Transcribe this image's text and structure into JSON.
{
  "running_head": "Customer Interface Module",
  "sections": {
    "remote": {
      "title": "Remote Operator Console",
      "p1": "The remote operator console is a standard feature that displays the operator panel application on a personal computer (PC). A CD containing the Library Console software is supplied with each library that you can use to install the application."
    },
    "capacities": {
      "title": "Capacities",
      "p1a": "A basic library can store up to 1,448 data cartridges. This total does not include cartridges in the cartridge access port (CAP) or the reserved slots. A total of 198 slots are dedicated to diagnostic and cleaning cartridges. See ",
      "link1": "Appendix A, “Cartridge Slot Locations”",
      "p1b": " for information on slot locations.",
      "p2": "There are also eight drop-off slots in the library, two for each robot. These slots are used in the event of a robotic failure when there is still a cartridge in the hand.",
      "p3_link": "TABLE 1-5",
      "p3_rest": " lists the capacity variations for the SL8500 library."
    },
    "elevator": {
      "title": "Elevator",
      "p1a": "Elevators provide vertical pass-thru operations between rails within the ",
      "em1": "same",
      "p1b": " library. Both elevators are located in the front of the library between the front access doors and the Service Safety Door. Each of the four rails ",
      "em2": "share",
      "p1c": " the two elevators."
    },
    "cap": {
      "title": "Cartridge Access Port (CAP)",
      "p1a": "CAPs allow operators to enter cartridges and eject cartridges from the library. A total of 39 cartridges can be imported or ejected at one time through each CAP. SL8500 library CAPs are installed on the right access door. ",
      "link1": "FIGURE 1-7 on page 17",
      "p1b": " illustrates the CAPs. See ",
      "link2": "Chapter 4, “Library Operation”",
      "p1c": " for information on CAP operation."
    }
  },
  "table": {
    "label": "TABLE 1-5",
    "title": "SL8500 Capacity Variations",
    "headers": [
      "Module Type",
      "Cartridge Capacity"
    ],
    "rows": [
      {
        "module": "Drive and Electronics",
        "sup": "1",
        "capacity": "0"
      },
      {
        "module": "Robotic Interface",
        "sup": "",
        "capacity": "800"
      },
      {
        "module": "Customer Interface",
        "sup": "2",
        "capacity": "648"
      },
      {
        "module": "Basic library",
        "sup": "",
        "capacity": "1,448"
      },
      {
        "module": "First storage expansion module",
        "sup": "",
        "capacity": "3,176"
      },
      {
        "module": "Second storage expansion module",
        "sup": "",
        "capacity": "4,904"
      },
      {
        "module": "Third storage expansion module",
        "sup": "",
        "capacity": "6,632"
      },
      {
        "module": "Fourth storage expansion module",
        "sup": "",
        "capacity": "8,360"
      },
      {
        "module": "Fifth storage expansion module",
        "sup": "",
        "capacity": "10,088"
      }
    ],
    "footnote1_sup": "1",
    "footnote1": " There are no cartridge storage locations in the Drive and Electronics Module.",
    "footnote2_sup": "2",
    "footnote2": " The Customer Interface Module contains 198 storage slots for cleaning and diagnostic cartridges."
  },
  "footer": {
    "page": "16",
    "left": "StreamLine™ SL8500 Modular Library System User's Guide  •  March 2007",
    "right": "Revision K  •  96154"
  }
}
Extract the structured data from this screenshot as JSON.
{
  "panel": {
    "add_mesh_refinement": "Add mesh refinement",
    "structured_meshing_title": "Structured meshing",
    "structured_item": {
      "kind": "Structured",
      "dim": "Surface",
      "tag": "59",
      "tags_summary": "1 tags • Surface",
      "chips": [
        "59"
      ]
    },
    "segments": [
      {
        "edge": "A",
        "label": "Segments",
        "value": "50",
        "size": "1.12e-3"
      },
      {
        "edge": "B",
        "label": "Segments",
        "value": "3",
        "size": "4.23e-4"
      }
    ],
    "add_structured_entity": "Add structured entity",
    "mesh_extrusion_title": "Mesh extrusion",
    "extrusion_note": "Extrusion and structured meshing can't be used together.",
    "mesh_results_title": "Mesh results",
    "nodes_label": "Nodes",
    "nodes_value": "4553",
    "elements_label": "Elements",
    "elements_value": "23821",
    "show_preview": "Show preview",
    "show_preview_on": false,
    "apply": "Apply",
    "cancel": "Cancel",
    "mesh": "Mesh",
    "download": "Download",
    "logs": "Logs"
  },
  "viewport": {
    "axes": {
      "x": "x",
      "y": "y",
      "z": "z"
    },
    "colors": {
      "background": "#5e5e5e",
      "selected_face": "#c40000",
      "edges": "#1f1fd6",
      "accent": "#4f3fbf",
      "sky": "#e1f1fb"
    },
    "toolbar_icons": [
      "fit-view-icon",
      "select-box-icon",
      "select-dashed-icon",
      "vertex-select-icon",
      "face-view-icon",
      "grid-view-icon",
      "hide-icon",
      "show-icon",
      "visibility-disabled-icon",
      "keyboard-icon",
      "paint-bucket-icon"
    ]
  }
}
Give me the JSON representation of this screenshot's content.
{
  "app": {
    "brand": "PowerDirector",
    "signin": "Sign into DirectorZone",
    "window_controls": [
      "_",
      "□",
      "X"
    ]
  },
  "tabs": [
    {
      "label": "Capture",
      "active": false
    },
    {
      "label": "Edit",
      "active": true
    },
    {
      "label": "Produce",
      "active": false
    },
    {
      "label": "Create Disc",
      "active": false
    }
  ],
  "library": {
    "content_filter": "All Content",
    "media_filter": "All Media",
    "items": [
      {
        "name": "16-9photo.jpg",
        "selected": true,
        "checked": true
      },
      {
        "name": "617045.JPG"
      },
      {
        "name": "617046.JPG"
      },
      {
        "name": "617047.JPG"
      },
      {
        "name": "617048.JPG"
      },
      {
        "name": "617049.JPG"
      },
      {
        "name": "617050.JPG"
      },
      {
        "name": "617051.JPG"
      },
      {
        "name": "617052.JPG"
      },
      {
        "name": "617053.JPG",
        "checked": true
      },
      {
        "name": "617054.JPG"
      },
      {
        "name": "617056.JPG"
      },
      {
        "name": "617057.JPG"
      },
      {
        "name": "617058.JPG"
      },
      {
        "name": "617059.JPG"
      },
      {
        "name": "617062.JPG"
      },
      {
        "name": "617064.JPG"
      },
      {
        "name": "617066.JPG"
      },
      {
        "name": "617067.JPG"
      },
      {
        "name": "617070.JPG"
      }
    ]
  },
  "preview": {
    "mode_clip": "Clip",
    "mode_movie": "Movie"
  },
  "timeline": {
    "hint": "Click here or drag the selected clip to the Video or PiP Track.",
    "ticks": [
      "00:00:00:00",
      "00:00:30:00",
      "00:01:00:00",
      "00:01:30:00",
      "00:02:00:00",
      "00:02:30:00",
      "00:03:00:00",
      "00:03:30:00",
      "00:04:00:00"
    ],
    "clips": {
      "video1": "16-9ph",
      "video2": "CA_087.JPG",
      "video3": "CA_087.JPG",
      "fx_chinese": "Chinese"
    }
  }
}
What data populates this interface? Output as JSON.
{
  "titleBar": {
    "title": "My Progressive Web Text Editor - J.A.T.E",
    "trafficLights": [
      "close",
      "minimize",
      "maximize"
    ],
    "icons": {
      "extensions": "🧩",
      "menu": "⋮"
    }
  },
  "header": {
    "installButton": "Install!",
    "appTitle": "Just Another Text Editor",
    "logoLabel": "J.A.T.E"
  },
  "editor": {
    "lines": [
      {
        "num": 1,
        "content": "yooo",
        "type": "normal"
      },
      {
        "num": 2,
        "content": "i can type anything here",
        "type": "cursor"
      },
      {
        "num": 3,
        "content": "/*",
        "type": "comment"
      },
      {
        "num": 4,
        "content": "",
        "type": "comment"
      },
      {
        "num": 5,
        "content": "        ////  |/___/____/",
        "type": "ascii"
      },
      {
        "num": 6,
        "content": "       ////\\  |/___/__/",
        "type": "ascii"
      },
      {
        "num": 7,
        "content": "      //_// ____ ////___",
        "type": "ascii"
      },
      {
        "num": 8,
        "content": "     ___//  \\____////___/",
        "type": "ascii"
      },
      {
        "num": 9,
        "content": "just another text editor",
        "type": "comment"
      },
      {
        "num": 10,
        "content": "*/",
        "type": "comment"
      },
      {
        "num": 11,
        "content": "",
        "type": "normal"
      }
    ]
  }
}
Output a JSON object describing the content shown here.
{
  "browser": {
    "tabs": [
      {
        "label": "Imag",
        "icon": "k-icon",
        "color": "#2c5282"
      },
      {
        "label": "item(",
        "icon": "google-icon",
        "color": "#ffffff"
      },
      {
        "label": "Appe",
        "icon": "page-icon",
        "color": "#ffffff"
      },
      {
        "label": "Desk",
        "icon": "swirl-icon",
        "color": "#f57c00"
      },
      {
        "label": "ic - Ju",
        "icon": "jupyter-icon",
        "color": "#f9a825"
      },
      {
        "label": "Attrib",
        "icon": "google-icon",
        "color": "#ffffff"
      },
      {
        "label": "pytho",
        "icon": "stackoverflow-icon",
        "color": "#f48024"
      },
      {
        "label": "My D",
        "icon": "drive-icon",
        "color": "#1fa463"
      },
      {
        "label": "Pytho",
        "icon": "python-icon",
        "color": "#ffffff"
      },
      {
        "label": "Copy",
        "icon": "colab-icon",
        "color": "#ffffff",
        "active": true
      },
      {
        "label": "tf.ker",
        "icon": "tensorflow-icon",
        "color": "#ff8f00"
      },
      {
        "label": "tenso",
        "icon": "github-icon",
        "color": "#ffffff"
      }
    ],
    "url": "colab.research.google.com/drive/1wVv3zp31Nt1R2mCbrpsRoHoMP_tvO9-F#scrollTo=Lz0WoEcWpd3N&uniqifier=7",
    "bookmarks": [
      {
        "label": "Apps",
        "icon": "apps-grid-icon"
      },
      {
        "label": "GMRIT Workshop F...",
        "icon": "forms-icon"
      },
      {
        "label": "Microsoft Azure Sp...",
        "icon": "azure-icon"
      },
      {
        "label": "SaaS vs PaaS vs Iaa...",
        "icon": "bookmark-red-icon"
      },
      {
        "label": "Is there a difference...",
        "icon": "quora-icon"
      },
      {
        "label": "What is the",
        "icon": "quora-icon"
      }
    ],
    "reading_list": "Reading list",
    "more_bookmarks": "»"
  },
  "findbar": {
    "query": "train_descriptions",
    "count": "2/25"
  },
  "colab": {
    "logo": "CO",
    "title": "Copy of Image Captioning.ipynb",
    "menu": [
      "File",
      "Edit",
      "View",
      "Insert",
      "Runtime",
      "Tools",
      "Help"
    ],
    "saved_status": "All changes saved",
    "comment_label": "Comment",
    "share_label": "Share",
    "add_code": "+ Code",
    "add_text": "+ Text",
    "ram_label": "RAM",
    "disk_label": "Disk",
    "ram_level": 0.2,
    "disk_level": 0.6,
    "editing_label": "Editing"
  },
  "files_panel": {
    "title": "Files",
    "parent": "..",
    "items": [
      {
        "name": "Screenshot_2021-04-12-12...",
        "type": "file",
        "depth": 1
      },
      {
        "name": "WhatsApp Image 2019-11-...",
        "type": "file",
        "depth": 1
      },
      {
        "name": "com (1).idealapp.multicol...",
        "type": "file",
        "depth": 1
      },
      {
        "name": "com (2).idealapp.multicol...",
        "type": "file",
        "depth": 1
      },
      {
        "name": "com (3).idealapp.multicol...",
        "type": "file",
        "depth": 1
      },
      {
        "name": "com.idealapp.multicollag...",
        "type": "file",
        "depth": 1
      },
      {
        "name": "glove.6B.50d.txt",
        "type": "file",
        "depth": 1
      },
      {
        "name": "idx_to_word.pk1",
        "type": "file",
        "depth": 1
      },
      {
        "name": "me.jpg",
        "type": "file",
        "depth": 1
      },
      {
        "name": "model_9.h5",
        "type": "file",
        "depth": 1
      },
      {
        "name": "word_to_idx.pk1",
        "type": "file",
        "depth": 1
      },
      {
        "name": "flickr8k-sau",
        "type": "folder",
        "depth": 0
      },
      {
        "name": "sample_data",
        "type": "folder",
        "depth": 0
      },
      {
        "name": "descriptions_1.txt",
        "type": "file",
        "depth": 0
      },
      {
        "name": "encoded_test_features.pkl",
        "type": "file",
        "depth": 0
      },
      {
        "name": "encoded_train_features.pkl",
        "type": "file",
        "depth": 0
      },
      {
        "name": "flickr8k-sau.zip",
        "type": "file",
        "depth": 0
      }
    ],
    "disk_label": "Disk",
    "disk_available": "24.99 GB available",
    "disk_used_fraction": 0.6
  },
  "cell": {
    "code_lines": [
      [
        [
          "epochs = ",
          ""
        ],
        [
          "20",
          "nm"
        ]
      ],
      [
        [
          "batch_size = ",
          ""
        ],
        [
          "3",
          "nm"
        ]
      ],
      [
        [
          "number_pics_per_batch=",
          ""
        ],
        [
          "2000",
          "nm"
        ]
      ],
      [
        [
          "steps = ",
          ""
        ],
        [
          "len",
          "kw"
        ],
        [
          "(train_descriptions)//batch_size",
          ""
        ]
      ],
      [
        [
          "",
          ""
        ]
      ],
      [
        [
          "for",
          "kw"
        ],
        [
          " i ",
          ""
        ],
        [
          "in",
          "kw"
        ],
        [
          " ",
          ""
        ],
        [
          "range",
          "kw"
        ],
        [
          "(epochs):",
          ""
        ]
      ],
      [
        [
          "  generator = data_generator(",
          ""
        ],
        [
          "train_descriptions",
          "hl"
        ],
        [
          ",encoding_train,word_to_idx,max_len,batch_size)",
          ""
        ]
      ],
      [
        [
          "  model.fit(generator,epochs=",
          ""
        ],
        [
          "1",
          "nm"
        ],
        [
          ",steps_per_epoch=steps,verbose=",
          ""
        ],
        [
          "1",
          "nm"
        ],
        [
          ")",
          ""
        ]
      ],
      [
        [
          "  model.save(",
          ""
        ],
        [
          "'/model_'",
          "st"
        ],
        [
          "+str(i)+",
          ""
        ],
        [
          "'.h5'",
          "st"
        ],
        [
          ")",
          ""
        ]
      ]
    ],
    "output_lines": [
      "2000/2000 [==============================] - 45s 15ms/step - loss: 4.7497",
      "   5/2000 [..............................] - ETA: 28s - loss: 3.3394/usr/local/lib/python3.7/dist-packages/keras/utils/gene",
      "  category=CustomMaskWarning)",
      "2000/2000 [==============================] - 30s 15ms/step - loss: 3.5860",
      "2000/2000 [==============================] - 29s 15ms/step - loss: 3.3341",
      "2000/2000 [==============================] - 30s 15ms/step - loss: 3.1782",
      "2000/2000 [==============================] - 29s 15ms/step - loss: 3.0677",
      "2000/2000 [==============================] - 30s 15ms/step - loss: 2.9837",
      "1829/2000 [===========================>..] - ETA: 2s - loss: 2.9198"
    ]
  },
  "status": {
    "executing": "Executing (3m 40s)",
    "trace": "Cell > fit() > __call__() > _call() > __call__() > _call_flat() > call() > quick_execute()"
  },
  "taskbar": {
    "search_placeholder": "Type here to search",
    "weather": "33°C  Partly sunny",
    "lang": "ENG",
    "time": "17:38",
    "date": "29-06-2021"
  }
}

◇ ◇ ◇ ◇ ◇ ◇ ◇

Which lines of the data include "diagnostic"? Copy each of them.

      "p1a": "A basic library can store up to 1,448 data cartridges. This total does not include cartridges in the cartridge access port (CAP) or the reserved slots. A total of 198 slots are dedicated to diagnostic and cleaning cartridges. See ",
    "footnote2": " The Customer Interface Module contains 198 storage slots for cleaning and diagnostic cartridges."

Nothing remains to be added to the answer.